## EXERCISE GOAL
Write out each record below exactly as it appears, with no pictures.

++++ DATASET EXCERPTS

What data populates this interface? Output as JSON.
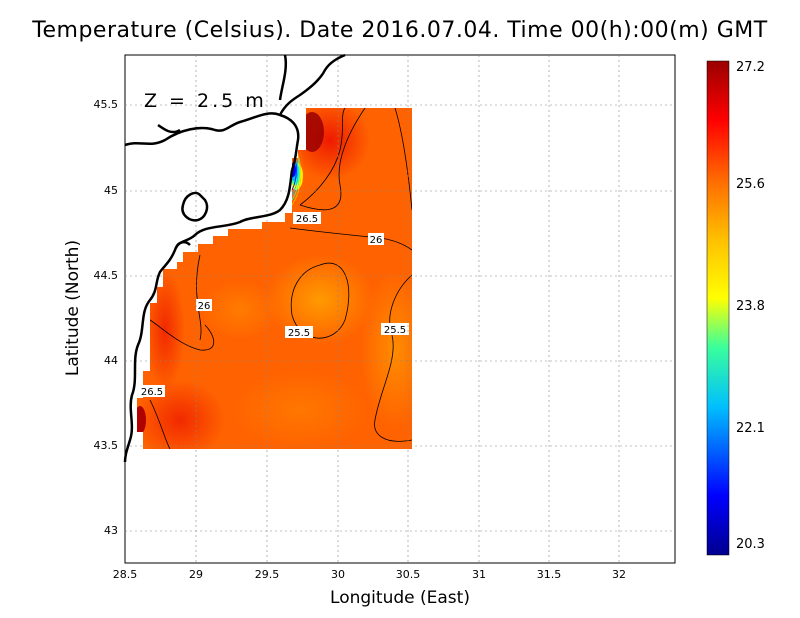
{
  "title": "Temperature (Celsius). Date 2016.07.04. Time 00(h):00(m) GMT",
  "xlabel": "Longitude (East)",
  "ylabel": "Latitude (North)",
  "depth_label": "Z = 2.5 m",
  "x_ticks": [
    "28.5",
    "29",
    "29.5",
    "30",
    "30.5",
    "31",
    "31.5",
    "32"
  ],
  "y_ticks": [
    "43",
    "43.5",
    "44",
    "44.5",
    "45",
    "45.5"
  ],
  "colorbar": {
    "ticks": [
      "20.3",
      "22.1",
      "23.8",
      "25.6",
      "27.2"
    ],
    "colors": [
      "#00008f",
      "#0000ff",
      "#00bfff",
      "#39ff9c",
      "#ffff00",
      "#ffbf00",
      "#ff6a00",
      "#ff0000",
      "#9a0000"
    ]
  },
  "contour_labels": [
    "26.5",
    "26",
    "26",
    "25.5",
    "25.5",
    "26.5"
  ],
  "chart_data": {
    "type": "heatmap",
    "title": "Temperature (Celsius). Date 2016.07.04. Time 00(h):00(m) GMT",
    "xlabel": "Longitude (East)",
    "ylabel": "Latitude (North)",
    "xlim": [
      28.5,
      32.45
    ],
    "ylim": [
      42.8,
      45.8
    ],
    "value_range": [
      20.3,
      27.2
    ],
    "grid": true,
    "contour_levels": [
      25.5,
      26,
      26.5
    ],
    "annotation": "Z = 2.5 m"
  }
}
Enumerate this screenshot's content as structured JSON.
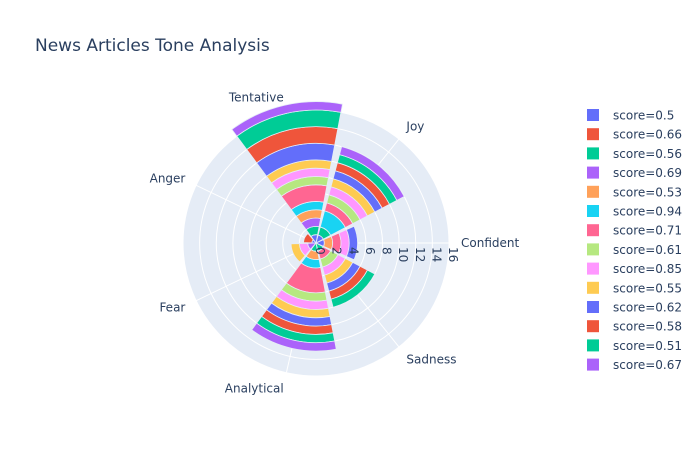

++++++++

## RESULT FOR THIS TASK
What data populates this interface? Output as JSON.
{
  "title": "Temperature (Celsius). Date 2016.07.04. Time 00(h):00(m) GMT",
  "xlabel": "Longitude (East)",
  "ylabel": "Latitude (North)",
  "depth_label": "Z = 2.5 m",
  "x_ticks": [
    "28.5",
    "29",
    "29.5",
    "30",
    "30.5",
    "31",
    "31.5",
    "32"
  ],
  "y_ticks": [
    "43",
    "43.5",
    "44",
    "44.5",
    "45",
    "45.5"
  ],
  "colorbar": {
    "ticks": [
      "20.3",
      "22.1",
      "23.8",
      "25.6",
      "27.2"
    ],
    "colors": [
      "#00008f",
      "#0000ff",
      "#00bfff",
      "#39ff9c",
      "#ffff00",
      "#ffbf00",
      "#ff6a00",
      "#ff0000",
      "#9a0000"
    ]
  },
  "contour_labels": [
    "26.5",
    "26",
    "26",
    "25.5",
    "25.5",
    "26.5"
  ],
  "chart_data": {
    "type": "heatmap",
    "title": "Temperature (Celsius). Date 2016.07.04. Time 00(h):00(m) GMT",
    "xlabel": "Longitude (East)",
    "ylabel": "Latitude (North)",
    "xlim": [
      28.5,
      32.45
    ],
    "ylim": [
      42.8,
      45.8
    ],
    "value_range": [
      20.3,
      27.2
    ],
    "grid": true,
    "contour_levels": [
      25.5,
      26,
      26.5
    ],
    "annotation": "Z = 2.5 m"
  }
}
Enumerate this screenshot's content as structured JSON.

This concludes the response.